#### The task
Reproduce every line of the entries below verbatim, leaving out the pictures.

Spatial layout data
··········

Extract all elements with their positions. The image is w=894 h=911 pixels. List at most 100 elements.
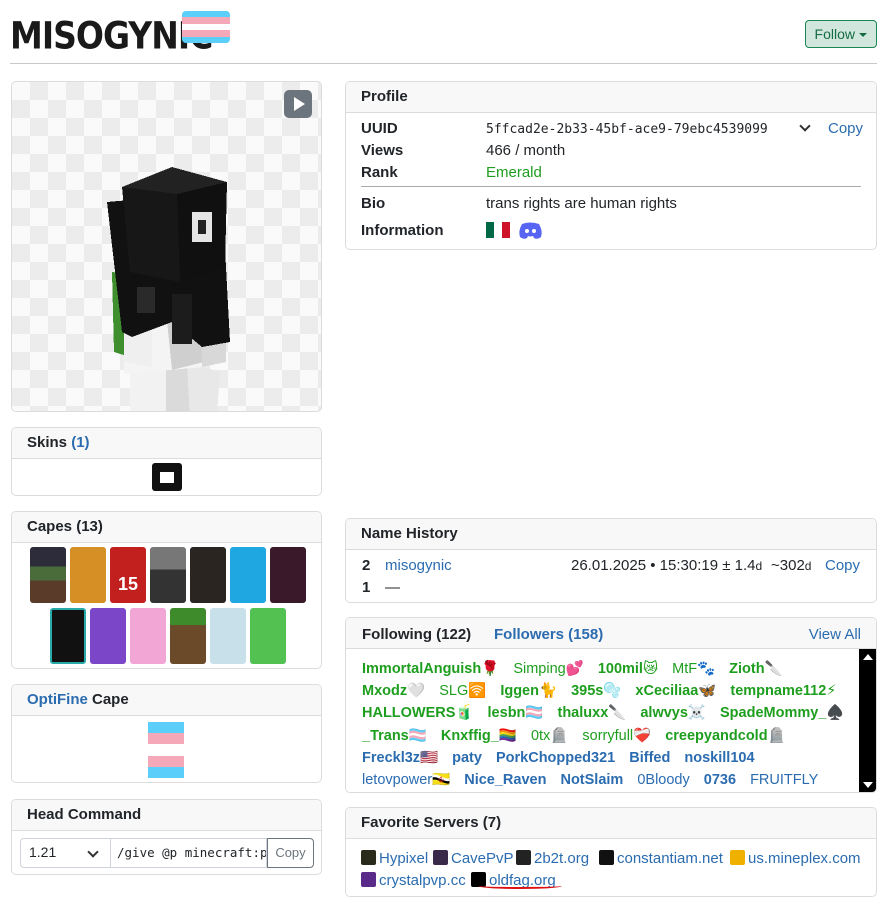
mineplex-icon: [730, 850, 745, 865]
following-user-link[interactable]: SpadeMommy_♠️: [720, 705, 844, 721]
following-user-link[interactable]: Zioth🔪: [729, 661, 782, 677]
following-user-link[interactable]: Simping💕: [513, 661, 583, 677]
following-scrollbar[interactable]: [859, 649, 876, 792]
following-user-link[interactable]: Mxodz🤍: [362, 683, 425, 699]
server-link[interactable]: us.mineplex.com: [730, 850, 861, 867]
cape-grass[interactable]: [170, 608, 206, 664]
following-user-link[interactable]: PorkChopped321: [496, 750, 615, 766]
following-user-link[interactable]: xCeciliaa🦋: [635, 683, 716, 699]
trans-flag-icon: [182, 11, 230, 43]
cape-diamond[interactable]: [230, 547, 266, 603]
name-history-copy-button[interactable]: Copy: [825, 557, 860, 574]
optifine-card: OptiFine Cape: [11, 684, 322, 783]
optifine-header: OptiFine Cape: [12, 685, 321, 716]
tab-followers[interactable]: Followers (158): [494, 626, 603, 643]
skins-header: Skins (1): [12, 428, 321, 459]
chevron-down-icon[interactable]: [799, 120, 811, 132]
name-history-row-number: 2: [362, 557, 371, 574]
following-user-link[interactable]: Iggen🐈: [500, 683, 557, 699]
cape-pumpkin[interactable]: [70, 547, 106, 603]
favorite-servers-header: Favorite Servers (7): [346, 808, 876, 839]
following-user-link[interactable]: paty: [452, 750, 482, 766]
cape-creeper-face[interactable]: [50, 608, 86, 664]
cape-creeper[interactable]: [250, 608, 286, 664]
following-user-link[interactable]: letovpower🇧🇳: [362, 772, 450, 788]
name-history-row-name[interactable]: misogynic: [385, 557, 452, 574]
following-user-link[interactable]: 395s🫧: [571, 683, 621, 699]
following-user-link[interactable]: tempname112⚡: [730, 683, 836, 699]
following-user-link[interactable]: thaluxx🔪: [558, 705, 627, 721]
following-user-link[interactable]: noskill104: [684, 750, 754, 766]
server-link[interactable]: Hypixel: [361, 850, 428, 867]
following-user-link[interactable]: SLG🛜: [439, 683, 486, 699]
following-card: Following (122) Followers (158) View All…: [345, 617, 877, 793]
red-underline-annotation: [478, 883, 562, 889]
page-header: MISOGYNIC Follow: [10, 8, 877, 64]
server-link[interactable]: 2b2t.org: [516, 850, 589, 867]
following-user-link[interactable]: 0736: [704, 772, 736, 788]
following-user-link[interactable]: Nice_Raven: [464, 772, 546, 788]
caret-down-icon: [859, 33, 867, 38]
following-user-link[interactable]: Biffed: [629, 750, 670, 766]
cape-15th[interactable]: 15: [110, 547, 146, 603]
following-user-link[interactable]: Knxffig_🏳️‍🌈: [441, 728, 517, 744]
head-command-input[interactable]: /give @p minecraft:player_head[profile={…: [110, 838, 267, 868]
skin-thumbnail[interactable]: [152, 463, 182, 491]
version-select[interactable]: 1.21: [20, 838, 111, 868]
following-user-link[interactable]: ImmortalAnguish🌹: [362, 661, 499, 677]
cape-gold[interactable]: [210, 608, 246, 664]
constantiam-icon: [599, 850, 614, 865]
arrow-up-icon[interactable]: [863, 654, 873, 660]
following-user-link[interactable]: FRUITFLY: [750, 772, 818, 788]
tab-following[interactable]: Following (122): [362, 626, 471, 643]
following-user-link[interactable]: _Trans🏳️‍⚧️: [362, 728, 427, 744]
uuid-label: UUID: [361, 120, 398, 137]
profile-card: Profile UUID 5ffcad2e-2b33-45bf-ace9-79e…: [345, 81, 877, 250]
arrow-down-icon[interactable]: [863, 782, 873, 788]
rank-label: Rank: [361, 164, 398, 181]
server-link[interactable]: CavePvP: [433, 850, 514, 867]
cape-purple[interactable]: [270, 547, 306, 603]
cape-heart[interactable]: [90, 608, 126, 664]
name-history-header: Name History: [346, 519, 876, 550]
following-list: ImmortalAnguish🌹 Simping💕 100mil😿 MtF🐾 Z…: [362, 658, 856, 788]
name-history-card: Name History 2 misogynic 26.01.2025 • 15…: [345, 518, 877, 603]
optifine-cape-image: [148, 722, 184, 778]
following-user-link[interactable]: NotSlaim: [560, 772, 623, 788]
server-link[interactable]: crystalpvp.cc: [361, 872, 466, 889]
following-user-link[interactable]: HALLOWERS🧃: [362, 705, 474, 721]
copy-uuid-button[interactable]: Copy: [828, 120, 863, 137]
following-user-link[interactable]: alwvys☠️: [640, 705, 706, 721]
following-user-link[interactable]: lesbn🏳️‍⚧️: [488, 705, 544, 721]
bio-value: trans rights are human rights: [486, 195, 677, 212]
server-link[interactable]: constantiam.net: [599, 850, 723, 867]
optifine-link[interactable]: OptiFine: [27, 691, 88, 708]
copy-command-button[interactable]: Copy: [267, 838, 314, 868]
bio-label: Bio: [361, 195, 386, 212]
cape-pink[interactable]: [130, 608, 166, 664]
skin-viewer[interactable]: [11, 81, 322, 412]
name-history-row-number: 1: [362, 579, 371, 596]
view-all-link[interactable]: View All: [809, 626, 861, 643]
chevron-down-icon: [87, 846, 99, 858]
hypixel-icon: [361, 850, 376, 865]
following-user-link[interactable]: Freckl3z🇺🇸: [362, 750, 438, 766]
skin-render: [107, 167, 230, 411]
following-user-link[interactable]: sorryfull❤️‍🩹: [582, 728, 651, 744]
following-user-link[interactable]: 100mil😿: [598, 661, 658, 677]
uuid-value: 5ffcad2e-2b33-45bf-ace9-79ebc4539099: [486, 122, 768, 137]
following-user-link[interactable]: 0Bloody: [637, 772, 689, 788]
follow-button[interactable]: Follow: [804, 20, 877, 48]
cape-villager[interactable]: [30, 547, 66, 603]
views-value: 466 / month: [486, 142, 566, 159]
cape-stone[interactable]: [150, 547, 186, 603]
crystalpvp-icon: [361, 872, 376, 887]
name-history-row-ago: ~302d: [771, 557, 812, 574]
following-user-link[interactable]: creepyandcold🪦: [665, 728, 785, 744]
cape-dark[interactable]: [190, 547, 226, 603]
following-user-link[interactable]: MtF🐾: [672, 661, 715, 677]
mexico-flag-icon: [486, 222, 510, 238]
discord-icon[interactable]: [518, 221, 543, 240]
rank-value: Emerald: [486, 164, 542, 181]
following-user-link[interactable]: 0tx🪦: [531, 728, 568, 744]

··········

#### Expected answer
Extract all elements with their positions. The image is w=894 h=911 pixels. List at most 100 elements.
mineplex-icon: [730, 850, 745, 865]
following-user-link[interactable]: SpadeMommy_♠️: [720, 705, 844, 721]
following-user-link[interactable]: Zioth🔪: [729, 661, 782, 677]
following-user-link[interactable]: Simping💕: [513, 661, 583, 677]
following-scrollbar[interactable]: [859, 649, 876, 792]
following-user-link[interactable]: Mxodz🤍: [362, 683, 425, 699]
server-link[interactable]: us.mineplex.com: [730, 850, 861, 867]
cape-grass[interactable]: [170, 608, 206, 664]
following-user-link[interactable]: PorkChopped321: [496, 750, 615, 766]
following-user-link[interactable]: xCeciliaa🦋: [635, 683, 716, 699]
trans-flag-icon: [182, 11, 230, 43]
cape-diamond[interactable]: [230, 547, 266, 603]
name-history-copy-button[interactable]: Copy: [825, 557, 860, 574]
optifine-card: OptiFine Cape: [11, 684, 322, 783]
optifine-header: OptiFine Cape: [12, 685, 321, 716]
tab-followers[interactable]: Followers (158): [494, 626, 603, 643]
skins-header: Skins (1): [12, 428, 321, 459]
chevron-down-icon[interactable]: [799, 120, 811, 132]
name-history-row-number: 2: [362, 557, 371, 574]
following-user-link[interactable]: Iggen🐈: [500, 683, 557, 699]
cape-pumpkin[interactable]: [70, 547, 106, 603]
favorite-servers-header: Favorite Servers (7): [346, 808, 876, 839]
following-user-link[interactable]: paty: [452, 750, 482, 766]
cape-creeper-face[interactable]: [50, 608, 86, 664]
cape-creeper[interactable]: [250, 608, 286, 664]
following-user-link[interactable]: letovpower🇧🇳: [362, 772, 450, 788]
name-history-row-name[interactable]: misogynic: [385, 557, 452, 574]
following-user-link[interactable]: 395s🫧: [571, 683, 621, 699]
following-user-link[interactable]: tempname112⚡: [730, 683, 836, 699]
following-user-link[interactable]: thaluxx🔪: [558, 705, 627, 721]
following-user-link[interactable]: noskill104: [684, 750, 754, 766]
server-link[interactable]: Hypixel: [361, 850, 428, 867]
following-user-link[interactable]: SLG🛜: [439, 683, 486, 699]
following-card: Following (122) Followers (158) View All…: [345, 617, 877, 793]
red-underline-annotation: [478, 883, 562, 889]
page-header: MISOGYNIC Follow: [10, 8, 877, 64]
server-link[interactable]: 2b2t.org: [516, 850, 589, 867]
following-user-link[interactable]: 0736: [704, 772, 736, 788]
following-user-link[interactable]: Nice_Raven: [464, 772, 546, 788]
caret-down-icon: [859, 33, 867, 38]
following-user-link[interactable]: Biffed: [629, 750, 670, 766]
cape-15th[interactable]: 15: [110, 547, 146, 603]
following-user-link[interactable]: Knxffig_🏳️‍🌈: [441, 728, 517, 744]
head-command-input[interactable]: /give @p minecraft:player_head[profile={…: [110, 838, 267, 868]
skin-thumbnail[interactable]: [152, 463, 182, 491]
version-select[interactable]: 1.21: [20, 838, 111, 868]
following-user-link[interactable]: ImmortalAnguish🌹: [362, 661, 499, 677]
cape-gold[interactable]: [210, 608, 246, 664]
constantiam-icon: [599, 850, 614, 865]
arrow-up-icon[interactable]: [863, 654, 873, 660]
following-user-link[interactable]: FRUITFLY: [750, 772, 818, 788]
tab-following[interactable]: Following (122): [362, 626, 471, 643]
following-user-link[interactable]: _Trans🏳️‍⚧️: [362, 728, 427, 744]
uuid-label: UUID: [361, 120, 398, 137]
profile-card: Profile UUID 5ffcad2e-2b33-45bf-ace9-79e…: [345, 81, 877, 250]
arrow-down-icon[interactable]: [863, 782, 873, 788]
rank-label: Rank: [361, 164, 398, 181]
server-link[interactable]: CavePvP: [433, 850, 514, 867]
cape-purple[interactable]: [270, 547, 306, 603]
cape-heart[interactable]: [90, 608, 126, 664]
name-history-header: Name History: [346, 519, 876, 550]
following-list: ImmortalAnguish🌹 Simping💕 100mil😿 MtF🐾 Z…: [362, 658, 856, 788]
name-history-card: Name History 2 misogynic 26.01.2025 • 15…: [345, 518, 877, 603]
optifine-cape-image: [148, 722, 184, 778]
following-user-link[interactable]: NotSlaim: [560, 772, 623, 788]
server-link[interactable]: crystalpvp.cc: [361, 872, 466, 889]
following-user-link[interactable]: HALLOWERS🧃: [362, 705, 474, 721]
copy-uuid-button[interactable]: Copy: [828, 120, 863, 137]
following-user-link[interactable]: alwvys☠️: [640, 705, 706, 721]
following-user-link[interactable]: lesbn🏳️‍⚧️: [488, 705, 544, 721]
bio-value: trans rights are human rights: [486, 195, 677, 212]
server-link[interactable]: constantiam.net: [599, 850, 723, 867]
optifine-link[interactable]: OptiFine: [27, 691, 88, 708]
copy-command-button[interactable]: Copy: [267, 838, 314, 868]
bio-label: Bio: [361, 195, 386, 212]
cape-pink[interactable]: [130, 608, 166, 664]
skin-viewer[interactable]: [11, 81, 322, 412]
name-history-row-number: 1: [362, 579, 371, 596]
view-all-link[interactable]: View All: [809, 626, 861, 643]
chevron-down-icon: [87, 846, 99, 858]
hypixel-icon: [361, 850, 376, 865]
following-user-link[interactable]: Freckl3z🇺🇸: [362, 750, 438, 766]
skin-render: [107, 167, 230, 411]
following-user-link[interactable]: sorryfull❤️‍🩹: [582, 728, 651, 744]
following-user-link[interactable]: 100mil😿: [598, 661, 658, 677]
uuid-value: 5ffcad2e-2b33-45bf-ace9-79ebc4539099: [486, 122, 768, 137]
following-user-link[interactable]: 0Bloody: [637, 772, 689, 788]
follow-button[interactable]: Follow: [804, 20, 877, 48]
cape-villager[interactable]: [30, 547, 66, 603]
views-value: 466 / month: [486, 142, 566, 159]
cape-stone[interactable]: [150, 547, 186, 603]
crystalpvp-icon: [361, 872, 376, 887]
name-history-row-ago: ~302d: [771, 557, 812, 574]
following-user-link[interactable]: creepyandcold🪦: [665, 728, 785, 744]
cape-dark[interactable]: [190, 547, 226, 603]
following-user-link[interactable]: MtF🐾: [672, 661, 715, 677]
mexico-flag-icon: [486, 222, 510, 238]
discord-icon[interactable]: [518, 221, 543, 240]
rank-value: Emerald: [486, 164, 542, 181]
following-user-link[interactable]: 0tx🪦: [531, 728, 568, 744]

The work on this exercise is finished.